*TASK BRIEF*. Extract all of the entries and set them down verbatim.

*RECORDS FOR THE EXERCISE*.

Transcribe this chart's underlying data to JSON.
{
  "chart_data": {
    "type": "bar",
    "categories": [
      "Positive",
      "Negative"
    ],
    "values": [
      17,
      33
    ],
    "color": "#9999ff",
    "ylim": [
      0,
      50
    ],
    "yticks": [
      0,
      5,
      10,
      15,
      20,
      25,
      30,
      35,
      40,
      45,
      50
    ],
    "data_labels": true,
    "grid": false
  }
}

*RESULT OF THE EXERCISE*.
Transcribe this chart's underlying data to JSON.
{
  "chart_data": {
    "type": "bar",
    "categories": [
      "Positive",
      "Negative"
    ],
    "values": [
      17,
      33
    ],
    "color": "#9999ff",
    "ylim": [
      0,
      50
    ],
    "yticks": [
      0,
      5,
      10,
      15,
      20,
      25,
      30,
      35,
      40,
      45,
      50
    ],
    "data_labels": true,
    "grid": false
  }
}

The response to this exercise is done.